WRITTEN INSTRUCTION 1: In the comment thread about Illinois teacher pay, what is the average yearly salary given for a public school teacher in Illinois?

SUPPLIED TEXT:
═══
If IFT wants to be effective, they will apply this “no support” technique to people who refuse to vote for bills in committee, particularly Rules. And chairmen who refuse to call bills. That would be more effective.
- Anonymous - Wednesday, Mar 18, 09 @ 8:43 pm:
Wow. That’s a puzzling level of candor and transparency. Makes me wonder whether making such a bold announcement or taking the action without such an announcement will work better for them.
- Missy - Wednesday, Mar 18, 09 @ 8:48 pm:
- Chicago Dem - Amen! And that is something I thought I’d never say to a Chicago Dem! But IFT has done one thing today, and that is put many people on both side of the aisle on the same page. They need a serious reality check!
- JohnR - Wednesday, Mar 18, 09 @ 9:22 pm:
“Cut It” - you were just on here the other day talking about how the State could cut its way to $11.5 billion instead of raising the income tax.
So either you are lying about being a State employee. Or you should be happy that Quinn didn’t go all out and say he was going to just do cuts.
Because if he had, it would be you and your wife, former state employees, with $0 in income. You wouldn’t even had the opportunity to collect unemployment because a part of your self-righteous cuts was the elimination of the Department of Employment Security (and its entire budget for unemployment payouts).
- Somewhere to start - Wednesday, Mar 18, 09 @ 9:27 pm:
Maybe the state should look into this area to generate more revenue:
http://il.aft.org/044080/index.cfm?action=article&articleID=17f38681-ef52-45a2-8fcc-93e8d4a96670
- Yellow Dog Democrat - Thursday, Mar 19, 09 @ 3:07 am:
According to the most recent statewide report card, the average public school teacher in Illinois has more than 12 years experience, and more than half have Masters degrees. Yet the average salary is $60,871 a year.
If THAT is grossly overpaid, then someone please explain to me why both Illinois and school districts in every state face massive shortages of teachers, especially in the subjects of math, science, computer sciences, and special education?
You wanna complain that they only work nine months out of the year? Fine. Institute year-round class schedules. But be prepared to increase those salaries by 33%.
I find it outrageous that some jerkwad at AIG is making $6 million bonuses with only a bachelors degree in finance, or maybe an MBA.
I find it outrageous that the average neurosurgeon in Chicago makes around $1 million a year.
I find it inexplicable that the average telemarketing shift supervisor makes nearly $50K a year in this country.
But according to salary.com, the average school teacher in Illinois is making about the same salary as the average sales account executive in Springfield, and two thirds of those salesmen only have bachelor’s degrees.
- Angry Chicagoan - Thursday, Mar 19, 09 @ 7:39 am:
Retired ISP — 20-20-10 went out the door for superintendents too?
I think it should also be pointed out that the schoolteacher average salary is actually favorable compared to many college instructors who are at the same level despite having a PhD.
There’s a broad problem with pay in the public sector, as in it’s generally on the low side and it’s generally not performance-related and it’s generally not related very well to education level either.
═══
DATA SHOWN:
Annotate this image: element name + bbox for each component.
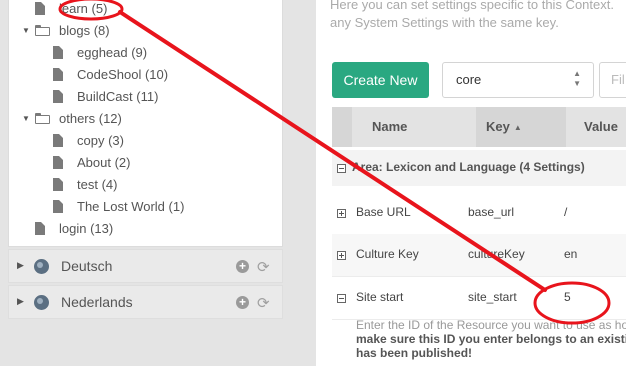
resource-tree: learn (5) ▼ blogs (8) egghead (9) CodeSh… xyxy=(8,0,283,247)
header-key[interactable]: Key ▲ xyxy=(476,107,566,147)
tree-item-label: The Lost World (1) xyxy=(77,199,185,214)
group-label: Area: Lexicon and Language (4 Settings) xyxy=(352,160,585,174)
row-key: site_start xyxy=(468,290,517,304)
table-row[interactable]: Base URL base_url / xyxy=(332,192,626,235)
table-row[interactable]: Culture Key cultureKey en xyxy=(332,234,626,277)
caret-down-icon[interactable]: ▼ xyxy=(21,108,31,130)
row-value[interactable]: 5 xyxy=(564,290,571,304)
header-expander-cell xyxy=(332,107,352,147)
tree-item-label: others (12) xyxy=(59,111,122,126)
intro-text: Here you can set settings specific to th… xyxy=(330,0,614,30)
tree-item-label: egghead (9) xyxy=(77,45,148,60)
sort-up-icon: ▲ xyxy=(513,122,522,132)
tree-item-label: login (13) xyxy=(59,221,114,236)
document-icon xyxy=(53,134,63,147)
resource-tree-panel: learn (5) ▼ blogs (8) egghead (9) CodeSh… xyxy=(0,0,296,366)
caret-down-icon[interactable]: ▼ xyxy=(21,20,31,42)
header-name[interactable]: Name xyxy=(356,107,466,147)
filter-placeholder: Fil xyxy=(611,72,625,87)
collapse-icon[interactable] xyxy=(337,164,346,173)
header-value[interactable]: Value xyxy=(576,107,626,147)
area-select[interactable]: core ▲ ▼ xyxy=(442,62,594,98)
globe-icon xyxy=(34,259,49,274)
tree-item-label: learn (5) xyxy=(59,1,108,16)
globe-icon xyxy=(34,295,49,310)
header-name-label: Name xyxy=(372,119,408,134)
expand-icon[interactable] xyxy=(337,251,346,260)
document-icon xyxy=(53,156,63,169)
group-row[interactable]: Area: Lexicon and Language (4 Settings) xyxy=(332,150,626,186)
row-name: Site start xyxy=(356,290,404,304)
folder-open-icon xyxy=(35,24,50,36)
document-icon xyxy=(53,90,63,103)
row-value[interactable]: / xyxy=(564,205,567,219)
plus-circle-icon[interactable]: + xyxy=(236,260,249,273)
tree-item-label: CodeShool (10) xyxy=(77,67,169,82)
tree-item-label: About (2) xyxy=(77,155,131,170)
table-row[interactable]: Site start site_start 5 xyxy=(332,277,626,320)
setting-description: Enter the ID of the Resource you want to… xyxy=(356,318,626,360)
expand-icon[interactable] xyxy=(337,209,346,218)
caret-right-icon[interactable]: ▶ xyxy=(17,296,24,307)
collapse-icon[interactable] xyxy=(337,294,346,303)
plus-circle-icon[interactable]: + xyxy=(236,296,249,309)
row-key: base_url xyxy=(468,205,515,219)
context-deutsch[interactable]: ▶ Deutsch + ⟳ xyxy=(8,249,283,283)
area-select-value: core xyxy=(456,72,482,87)
folder-open-icon xyxy=(35,112,50,124)
document-icon xyxy=(53,68,63,81)
document-icon xyxy=(53,178,63,191)
header-value-label: Value xyxy=(584,119,618,134)
row-name: Culture Key xyxy=(356,247,419,261)
filter-input[interactable]: Fil xyxy=(599,62,626,98)
tree-item-label: test (4) xyxy=(77,177,118,192)
caret-right-icon[interactable]: ▶ xyxy=(17,260,24,271)
grid-header: Name Key ▲ Value xyxy=(332,107,626,147)
context-nederlands[interactable]: ▶ Nederlands + ⟳ xyxy=(8,285,283,319)
context-label: Nederlands xyxy=(61,294,133,310)
row-value[interactable]: en xyxy=(564,247,577,261)
create-new-button[interactable]: Create New xyxy=(332,62,429,98)
document-icon xyxy=(53,46,63,59)
context-settings-panel: Here you can set settings specific to th… xyxy=(316,0,626,366)
tree-item-label: blogs (8) xyxy=(59,23,110,38)
description-text: Enter the ID of the Resource you want to… xyxy=(356,318,626,332)
context-label: Deutsch xyxy=(61,258,113,274)
tree-item-label: BuildCast (11) xyxy=(77,89,159,104)
tree-item-label: copy (3) xyxy=(77,133,124,148)
header-key-label: Key xyxy=(486,119,510,134)
document-icon xyxy=(53,200,63,213)
row-key: cultureKey xyxy=(468,247,525,261)
document-icon xyxy=(35,222,45,235)
row-name: Base URL xyxy=(356,205,411,219)
document-icon xyxy=(35,2,45,15)
select-arrows-icon: ▲ ▼ xyxy=(573,69,581,88)
refresh-icon[interactable]: ⟳ xyxy=(257,294,270,312)
description-bold-text: make sure this ID you enter belongs to a… xyxy=(356,332,626,360)
refresh-icon[interactable]: ⟳ xyxy=(257,258,270,276)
═══
WRITTEN INSTRUCTION 2: Copy the lines of the rows from the one containing "resource-tree: learn (5)" through the one containing "tree-item-label: others (12)", both included, without changing anything.

TASK SOLUTION 1: $60,871 a year.

TASK SOLUTION 2:
resource-tree: learn (5) ▼ blogs (8) egghead (9) CodeSh… xyxy=(8,0,283,247)
header-key[interactable]: Key ▲ xyxy=(476,107,566,147)
tree-item-label: The Lost World (1) xyxy=(77,199,185,214)
group-label: Area: Lexicon and Language (4 Settings) xyxy=(352,160,585,174)
row-key: site_start xyxy=(468,290,517,304)
table-row[interactable]: Base URL base_url / xyxy=(332,192,626,235)
table-row[interactable]: Culture Key cultureKey en xyxy=(332,234,626,277)
caret-down-icon[interactable]: ▼ xyxy=(21,108,31,130)
row-value[interactable]: 5 xyxy=(564,290,571,304)
header-expander-cell xyxy=(332,107,352,147)
tree-item-label: others (12) xyxy=(59,111,122,126)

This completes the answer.